# [WHAT IS EXPECTED]
Copy each line that contains the word "tablet".
◆ ◆ ◆ ◆ ◆
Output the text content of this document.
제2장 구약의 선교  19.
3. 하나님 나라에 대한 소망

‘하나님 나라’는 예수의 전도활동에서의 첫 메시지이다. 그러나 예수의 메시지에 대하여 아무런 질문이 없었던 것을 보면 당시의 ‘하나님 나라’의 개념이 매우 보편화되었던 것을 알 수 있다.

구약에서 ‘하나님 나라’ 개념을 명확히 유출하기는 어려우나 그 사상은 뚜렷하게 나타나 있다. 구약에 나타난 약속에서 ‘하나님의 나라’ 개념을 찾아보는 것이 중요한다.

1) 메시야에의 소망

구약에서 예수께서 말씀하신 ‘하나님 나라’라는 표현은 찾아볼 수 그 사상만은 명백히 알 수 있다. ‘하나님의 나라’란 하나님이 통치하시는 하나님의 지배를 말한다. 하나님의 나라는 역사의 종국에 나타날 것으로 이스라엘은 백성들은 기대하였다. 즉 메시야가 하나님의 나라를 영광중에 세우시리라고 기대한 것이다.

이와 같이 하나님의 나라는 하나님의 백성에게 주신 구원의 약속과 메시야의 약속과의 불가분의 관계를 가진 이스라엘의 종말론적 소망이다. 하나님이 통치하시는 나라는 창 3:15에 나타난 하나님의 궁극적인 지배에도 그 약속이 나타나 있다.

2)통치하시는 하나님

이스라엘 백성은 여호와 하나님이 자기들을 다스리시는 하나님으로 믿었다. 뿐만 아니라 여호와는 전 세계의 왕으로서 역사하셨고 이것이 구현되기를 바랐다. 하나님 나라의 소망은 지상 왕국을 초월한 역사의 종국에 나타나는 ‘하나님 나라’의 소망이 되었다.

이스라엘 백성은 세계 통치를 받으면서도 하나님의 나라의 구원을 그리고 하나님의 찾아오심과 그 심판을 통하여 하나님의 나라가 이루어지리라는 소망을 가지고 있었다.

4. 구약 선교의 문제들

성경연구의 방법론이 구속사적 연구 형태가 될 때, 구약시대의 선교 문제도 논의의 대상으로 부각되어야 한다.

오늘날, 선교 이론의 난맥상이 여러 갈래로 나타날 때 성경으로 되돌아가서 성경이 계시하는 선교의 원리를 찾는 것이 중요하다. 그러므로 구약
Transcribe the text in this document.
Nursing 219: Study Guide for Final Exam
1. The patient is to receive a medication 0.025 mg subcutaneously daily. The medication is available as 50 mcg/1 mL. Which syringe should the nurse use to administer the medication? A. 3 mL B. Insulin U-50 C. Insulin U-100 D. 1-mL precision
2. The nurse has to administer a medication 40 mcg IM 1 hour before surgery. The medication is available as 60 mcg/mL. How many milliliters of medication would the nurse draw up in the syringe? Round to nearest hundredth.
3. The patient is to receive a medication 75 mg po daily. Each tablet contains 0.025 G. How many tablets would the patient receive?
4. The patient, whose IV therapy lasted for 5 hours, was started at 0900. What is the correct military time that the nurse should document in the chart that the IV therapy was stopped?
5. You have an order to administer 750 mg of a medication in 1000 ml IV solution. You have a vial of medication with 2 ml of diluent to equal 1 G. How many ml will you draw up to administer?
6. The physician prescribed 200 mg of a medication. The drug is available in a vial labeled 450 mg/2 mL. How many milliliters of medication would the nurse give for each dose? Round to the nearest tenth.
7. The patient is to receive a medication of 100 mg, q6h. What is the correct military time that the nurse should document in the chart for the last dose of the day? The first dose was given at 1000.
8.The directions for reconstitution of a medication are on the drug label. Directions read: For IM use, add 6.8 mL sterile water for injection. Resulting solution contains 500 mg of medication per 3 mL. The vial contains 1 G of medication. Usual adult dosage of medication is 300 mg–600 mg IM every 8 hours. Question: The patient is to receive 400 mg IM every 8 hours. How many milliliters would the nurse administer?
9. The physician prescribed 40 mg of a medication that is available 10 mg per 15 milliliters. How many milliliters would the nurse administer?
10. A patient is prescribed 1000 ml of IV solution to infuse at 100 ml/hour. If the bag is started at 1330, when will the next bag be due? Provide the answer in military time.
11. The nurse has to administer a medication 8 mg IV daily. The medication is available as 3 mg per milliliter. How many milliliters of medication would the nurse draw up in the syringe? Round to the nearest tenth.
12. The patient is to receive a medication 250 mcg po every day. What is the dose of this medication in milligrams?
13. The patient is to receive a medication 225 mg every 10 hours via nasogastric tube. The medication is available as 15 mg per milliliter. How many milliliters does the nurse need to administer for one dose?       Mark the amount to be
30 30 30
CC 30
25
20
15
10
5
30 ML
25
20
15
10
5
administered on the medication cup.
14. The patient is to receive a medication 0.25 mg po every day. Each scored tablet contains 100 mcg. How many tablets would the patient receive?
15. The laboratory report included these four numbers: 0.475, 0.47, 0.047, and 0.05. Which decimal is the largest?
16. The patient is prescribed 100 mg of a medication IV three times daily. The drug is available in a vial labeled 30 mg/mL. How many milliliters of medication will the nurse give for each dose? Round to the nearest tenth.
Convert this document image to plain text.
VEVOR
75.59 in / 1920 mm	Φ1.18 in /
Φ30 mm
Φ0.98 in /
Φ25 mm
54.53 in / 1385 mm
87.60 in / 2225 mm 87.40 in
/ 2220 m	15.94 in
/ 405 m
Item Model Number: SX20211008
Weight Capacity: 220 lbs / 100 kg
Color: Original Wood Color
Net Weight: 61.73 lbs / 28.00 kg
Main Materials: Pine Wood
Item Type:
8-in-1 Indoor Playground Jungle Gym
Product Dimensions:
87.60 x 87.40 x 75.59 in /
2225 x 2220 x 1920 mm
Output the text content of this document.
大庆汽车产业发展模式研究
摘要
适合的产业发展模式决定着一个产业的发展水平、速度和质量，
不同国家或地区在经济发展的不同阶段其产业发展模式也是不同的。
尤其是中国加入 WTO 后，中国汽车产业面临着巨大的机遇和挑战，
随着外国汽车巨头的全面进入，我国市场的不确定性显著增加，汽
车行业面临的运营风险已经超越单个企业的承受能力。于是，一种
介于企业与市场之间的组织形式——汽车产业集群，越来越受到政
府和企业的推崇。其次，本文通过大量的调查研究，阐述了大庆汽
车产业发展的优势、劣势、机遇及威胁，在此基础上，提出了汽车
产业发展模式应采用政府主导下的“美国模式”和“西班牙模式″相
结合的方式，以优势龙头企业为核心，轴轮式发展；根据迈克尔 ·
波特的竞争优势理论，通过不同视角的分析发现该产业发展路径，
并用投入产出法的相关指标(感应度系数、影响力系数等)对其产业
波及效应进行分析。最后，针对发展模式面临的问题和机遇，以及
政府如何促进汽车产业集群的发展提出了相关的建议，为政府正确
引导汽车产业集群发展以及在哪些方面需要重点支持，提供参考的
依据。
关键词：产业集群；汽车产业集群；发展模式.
◆ ◆ ◆ ◆ ◆
# [RESPONSE FOR THIS EXERCISE]
3. The patient is to receive a medication 75 mg po daily. Each tablet contains 0.025 G. How many tablets would the patient receive?
14. The patient is to receive a medication 0.25 mg po every day. Each scored tablet contains 100 mcg. How many tablets would the patient receive?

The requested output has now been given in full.